Start
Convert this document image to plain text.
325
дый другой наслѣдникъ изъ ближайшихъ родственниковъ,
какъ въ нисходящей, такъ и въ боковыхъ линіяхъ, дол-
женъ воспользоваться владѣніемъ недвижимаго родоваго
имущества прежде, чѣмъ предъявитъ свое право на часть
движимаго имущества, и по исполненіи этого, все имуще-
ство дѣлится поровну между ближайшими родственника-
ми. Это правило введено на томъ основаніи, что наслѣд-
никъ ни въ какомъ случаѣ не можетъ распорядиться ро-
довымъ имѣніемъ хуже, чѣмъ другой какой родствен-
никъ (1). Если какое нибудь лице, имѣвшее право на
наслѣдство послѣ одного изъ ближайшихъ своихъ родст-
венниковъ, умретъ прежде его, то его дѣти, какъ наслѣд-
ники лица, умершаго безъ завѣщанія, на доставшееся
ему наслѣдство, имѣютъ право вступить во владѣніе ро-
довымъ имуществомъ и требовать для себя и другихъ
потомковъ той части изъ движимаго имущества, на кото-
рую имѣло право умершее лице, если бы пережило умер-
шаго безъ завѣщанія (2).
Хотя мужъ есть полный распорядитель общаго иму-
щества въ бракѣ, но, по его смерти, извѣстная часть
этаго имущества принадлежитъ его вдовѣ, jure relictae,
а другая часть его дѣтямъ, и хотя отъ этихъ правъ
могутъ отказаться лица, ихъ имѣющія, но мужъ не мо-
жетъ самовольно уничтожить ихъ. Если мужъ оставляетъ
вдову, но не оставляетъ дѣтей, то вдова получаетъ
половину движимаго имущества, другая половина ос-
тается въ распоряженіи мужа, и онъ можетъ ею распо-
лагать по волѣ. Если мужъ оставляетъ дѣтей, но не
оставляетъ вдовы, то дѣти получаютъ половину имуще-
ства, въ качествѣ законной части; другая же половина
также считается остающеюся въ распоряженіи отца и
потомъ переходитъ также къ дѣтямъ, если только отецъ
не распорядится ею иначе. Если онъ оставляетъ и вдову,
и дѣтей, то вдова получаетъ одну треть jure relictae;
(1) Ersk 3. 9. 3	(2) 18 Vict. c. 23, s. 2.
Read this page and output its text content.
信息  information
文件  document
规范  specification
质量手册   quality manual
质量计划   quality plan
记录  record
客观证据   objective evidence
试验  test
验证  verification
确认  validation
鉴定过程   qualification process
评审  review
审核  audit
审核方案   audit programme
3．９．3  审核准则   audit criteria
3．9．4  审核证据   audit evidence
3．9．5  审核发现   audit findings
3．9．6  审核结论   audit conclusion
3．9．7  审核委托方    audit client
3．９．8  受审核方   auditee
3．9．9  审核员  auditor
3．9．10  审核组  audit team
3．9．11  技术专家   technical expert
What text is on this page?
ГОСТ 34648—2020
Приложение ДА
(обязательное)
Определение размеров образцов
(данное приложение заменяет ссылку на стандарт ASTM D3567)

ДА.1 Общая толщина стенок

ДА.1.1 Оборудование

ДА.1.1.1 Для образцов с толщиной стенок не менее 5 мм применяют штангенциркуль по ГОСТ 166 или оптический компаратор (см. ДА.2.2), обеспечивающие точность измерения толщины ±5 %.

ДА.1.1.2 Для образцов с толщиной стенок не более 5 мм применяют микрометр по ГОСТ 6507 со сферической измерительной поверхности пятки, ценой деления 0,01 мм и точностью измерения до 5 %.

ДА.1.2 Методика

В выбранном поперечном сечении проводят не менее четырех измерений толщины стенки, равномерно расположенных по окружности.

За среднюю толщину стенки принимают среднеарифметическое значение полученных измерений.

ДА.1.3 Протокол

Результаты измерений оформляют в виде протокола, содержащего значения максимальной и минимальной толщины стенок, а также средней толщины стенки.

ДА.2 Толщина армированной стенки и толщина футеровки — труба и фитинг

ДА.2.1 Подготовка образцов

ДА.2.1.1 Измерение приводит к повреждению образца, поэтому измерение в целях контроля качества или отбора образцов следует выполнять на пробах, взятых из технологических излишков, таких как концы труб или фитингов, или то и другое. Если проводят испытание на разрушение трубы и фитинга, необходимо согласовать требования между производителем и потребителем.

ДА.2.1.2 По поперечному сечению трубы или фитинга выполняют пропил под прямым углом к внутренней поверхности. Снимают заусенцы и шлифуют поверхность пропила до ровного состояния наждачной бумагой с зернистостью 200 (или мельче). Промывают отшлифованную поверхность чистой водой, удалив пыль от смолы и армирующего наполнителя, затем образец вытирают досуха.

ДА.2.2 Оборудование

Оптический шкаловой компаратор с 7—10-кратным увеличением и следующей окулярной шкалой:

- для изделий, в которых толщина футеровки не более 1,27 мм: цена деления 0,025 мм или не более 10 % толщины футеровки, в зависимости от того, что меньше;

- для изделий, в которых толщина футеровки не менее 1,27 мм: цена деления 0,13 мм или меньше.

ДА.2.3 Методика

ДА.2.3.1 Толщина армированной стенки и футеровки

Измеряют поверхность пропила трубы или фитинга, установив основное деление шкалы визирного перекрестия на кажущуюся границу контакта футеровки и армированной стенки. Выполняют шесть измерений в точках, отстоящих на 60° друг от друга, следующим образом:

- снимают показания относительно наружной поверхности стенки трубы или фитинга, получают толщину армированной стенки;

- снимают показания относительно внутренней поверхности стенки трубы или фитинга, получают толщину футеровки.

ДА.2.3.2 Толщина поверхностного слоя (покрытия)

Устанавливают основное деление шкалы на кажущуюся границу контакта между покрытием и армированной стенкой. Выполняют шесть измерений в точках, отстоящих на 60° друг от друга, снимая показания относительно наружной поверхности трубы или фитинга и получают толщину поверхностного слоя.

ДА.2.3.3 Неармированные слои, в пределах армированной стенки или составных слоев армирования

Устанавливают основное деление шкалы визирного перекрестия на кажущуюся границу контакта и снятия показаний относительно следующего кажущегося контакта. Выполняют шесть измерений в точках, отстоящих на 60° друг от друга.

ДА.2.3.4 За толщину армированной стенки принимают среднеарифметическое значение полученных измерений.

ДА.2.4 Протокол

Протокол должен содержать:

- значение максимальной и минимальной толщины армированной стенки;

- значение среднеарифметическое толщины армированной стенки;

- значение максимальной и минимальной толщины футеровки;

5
End
Challenge
List all lines where "поверхность" occurs.

Response to this exercise
ДА.2.1.2 По поперечному сечению трубы или фитинга выполняют пропил под прямым углом к внутренней поверхности. Снимают заусенцы и шлифуют поверхность пропила до ровного состояния наждачной бумагой с зернистостью 200 (или мельче). Промывают отшлифованную поверхность чистой водой, удалив пыль от смолы и армирующего наполнителя, затем образец вытирают досуха.
Измеряют поверхность пропила трубы или фитинга, установив основное деление шкалы визирного перекрестия на кажущуюся границу контакта футеровки и армированной стенки. Выполняют шесть измерений в точках, отстоящих на 60° друг от друга, следующим образом:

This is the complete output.